[Start]

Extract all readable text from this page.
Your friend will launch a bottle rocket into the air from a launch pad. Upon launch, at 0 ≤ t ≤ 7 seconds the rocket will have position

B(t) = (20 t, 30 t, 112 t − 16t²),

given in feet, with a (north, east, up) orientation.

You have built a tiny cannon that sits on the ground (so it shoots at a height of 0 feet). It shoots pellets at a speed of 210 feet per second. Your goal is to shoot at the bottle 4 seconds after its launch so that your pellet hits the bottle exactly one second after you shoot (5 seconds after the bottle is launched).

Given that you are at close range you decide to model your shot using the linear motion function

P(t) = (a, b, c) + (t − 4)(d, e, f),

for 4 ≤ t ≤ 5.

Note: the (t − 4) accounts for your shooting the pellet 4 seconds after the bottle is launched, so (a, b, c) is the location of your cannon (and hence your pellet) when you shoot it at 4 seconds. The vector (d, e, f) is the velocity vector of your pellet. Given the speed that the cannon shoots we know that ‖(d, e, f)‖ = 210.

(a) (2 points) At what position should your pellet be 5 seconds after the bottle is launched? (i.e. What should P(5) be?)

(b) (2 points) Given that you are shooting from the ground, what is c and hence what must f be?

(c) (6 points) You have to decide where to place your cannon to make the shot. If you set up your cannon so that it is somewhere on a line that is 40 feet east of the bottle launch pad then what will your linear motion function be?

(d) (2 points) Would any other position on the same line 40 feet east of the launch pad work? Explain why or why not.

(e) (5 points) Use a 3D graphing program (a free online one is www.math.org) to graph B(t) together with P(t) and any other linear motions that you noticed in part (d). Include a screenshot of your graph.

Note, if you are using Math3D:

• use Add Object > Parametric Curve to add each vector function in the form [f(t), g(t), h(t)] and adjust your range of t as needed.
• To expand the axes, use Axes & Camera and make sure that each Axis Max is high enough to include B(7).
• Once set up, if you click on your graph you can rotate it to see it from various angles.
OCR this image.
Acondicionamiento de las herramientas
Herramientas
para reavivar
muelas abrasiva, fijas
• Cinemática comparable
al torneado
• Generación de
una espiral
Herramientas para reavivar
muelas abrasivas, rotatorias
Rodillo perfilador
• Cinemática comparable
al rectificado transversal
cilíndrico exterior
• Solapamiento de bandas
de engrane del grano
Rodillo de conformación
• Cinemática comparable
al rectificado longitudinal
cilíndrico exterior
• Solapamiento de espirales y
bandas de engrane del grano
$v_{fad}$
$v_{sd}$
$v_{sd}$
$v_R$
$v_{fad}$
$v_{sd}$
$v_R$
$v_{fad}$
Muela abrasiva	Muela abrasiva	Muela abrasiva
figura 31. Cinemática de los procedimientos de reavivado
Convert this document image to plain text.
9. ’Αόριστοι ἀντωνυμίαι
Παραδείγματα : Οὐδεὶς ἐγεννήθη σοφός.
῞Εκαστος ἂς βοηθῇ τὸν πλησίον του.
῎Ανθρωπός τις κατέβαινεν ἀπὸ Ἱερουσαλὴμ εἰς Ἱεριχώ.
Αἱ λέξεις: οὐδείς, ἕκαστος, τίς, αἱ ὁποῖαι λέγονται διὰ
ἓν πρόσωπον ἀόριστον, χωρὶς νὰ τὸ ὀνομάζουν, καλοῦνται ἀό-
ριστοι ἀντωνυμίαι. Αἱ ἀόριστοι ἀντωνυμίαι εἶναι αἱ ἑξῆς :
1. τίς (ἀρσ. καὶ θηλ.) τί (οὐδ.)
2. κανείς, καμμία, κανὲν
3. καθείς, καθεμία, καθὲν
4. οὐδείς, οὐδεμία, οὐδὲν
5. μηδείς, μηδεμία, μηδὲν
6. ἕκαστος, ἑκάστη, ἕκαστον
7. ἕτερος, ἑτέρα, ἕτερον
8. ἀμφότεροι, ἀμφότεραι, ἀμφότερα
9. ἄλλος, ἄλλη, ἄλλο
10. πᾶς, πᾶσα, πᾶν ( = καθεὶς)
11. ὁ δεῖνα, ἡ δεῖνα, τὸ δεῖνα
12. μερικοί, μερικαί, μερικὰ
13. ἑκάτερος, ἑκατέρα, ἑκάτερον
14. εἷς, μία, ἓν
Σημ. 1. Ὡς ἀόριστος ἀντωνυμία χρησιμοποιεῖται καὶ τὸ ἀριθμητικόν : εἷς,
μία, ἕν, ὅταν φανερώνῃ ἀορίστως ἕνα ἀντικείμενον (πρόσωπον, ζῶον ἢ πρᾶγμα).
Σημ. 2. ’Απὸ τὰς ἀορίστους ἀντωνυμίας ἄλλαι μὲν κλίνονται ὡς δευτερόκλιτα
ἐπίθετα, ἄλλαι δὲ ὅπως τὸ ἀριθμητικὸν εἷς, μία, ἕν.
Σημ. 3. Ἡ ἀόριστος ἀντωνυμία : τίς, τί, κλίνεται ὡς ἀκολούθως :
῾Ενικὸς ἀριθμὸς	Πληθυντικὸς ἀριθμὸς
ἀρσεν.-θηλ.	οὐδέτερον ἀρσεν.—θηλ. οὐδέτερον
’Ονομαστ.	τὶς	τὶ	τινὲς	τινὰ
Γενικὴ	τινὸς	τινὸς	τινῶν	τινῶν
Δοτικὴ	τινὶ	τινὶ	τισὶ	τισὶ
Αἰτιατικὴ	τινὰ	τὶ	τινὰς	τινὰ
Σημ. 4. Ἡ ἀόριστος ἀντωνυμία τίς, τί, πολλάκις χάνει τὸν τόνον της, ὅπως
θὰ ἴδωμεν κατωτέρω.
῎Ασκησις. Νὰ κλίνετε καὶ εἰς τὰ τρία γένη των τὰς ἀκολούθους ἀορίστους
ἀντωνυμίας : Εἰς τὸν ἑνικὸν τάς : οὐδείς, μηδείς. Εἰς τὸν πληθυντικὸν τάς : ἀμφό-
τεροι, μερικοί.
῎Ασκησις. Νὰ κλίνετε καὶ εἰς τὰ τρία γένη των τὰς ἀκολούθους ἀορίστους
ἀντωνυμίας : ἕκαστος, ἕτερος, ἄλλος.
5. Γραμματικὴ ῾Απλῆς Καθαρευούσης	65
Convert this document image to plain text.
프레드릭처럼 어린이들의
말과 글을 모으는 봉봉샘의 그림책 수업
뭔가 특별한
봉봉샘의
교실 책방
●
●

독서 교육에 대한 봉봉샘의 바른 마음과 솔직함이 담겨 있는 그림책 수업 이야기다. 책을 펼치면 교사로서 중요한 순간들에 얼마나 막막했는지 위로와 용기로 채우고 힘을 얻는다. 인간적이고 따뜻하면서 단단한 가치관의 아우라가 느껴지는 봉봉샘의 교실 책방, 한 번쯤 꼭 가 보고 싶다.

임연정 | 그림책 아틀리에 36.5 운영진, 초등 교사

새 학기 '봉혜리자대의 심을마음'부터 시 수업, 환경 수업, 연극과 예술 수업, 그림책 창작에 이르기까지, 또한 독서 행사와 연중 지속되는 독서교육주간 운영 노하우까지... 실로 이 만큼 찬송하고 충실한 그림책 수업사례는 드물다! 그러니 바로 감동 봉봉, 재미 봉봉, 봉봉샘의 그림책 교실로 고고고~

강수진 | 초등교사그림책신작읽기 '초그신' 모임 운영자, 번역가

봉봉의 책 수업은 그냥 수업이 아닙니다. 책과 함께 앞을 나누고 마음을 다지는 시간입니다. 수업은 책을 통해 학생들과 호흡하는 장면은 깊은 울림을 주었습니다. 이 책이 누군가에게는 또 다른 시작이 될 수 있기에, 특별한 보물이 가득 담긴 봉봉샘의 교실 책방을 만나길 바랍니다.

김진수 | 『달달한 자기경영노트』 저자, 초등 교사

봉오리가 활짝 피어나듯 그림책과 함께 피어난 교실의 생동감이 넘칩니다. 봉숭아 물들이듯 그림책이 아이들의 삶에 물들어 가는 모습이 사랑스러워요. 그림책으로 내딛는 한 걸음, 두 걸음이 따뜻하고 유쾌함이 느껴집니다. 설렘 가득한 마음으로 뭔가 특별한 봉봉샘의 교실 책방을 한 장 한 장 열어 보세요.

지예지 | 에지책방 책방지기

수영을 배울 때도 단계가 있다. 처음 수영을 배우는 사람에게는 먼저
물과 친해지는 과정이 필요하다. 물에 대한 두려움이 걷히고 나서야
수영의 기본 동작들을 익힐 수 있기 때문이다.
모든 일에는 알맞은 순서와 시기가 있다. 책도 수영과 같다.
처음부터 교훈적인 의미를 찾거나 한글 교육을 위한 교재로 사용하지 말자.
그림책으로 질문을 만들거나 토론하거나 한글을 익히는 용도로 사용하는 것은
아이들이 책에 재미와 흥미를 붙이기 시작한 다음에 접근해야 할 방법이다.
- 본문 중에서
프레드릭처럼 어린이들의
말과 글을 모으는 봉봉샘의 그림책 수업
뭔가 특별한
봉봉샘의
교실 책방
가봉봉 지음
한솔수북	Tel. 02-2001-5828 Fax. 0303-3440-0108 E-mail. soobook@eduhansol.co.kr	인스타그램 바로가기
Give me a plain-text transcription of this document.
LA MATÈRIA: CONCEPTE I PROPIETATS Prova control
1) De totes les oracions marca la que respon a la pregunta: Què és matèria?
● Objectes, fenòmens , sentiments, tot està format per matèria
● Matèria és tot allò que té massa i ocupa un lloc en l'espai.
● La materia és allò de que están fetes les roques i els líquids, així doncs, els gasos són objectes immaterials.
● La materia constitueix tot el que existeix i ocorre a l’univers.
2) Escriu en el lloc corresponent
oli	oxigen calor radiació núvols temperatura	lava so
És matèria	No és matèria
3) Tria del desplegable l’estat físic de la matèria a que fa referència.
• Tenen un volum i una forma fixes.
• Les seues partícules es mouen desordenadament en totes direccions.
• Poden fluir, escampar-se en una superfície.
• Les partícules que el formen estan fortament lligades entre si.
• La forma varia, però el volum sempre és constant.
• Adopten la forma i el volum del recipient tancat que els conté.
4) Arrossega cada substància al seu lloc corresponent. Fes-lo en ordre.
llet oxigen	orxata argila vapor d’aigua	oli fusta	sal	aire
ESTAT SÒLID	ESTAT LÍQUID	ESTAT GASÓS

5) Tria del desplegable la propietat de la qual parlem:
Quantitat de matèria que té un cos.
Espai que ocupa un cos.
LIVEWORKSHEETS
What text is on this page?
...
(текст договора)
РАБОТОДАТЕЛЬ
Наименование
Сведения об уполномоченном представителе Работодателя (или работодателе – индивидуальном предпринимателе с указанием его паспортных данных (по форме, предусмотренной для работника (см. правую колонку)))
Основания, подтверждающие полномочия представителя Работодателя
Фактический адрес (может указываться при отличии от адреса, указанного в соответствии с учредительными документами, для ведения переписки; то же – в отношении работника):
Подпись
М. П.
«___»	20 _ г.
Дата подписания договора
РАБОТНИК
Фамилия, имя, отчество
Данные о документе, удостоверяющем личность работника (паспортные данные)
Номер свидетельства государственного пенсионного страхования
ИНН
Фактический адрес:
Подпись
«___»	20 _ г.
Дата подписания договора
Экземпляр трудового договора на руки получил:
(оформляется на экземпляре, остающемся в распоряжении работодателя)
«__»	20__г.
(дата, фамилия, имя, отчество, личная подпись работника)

[End]

▸ **TASK STATEMENT**:
Tally the lines in the listing that hold "Solapamiento" and report the number alone.

▸ **TASK ANSWER**:
2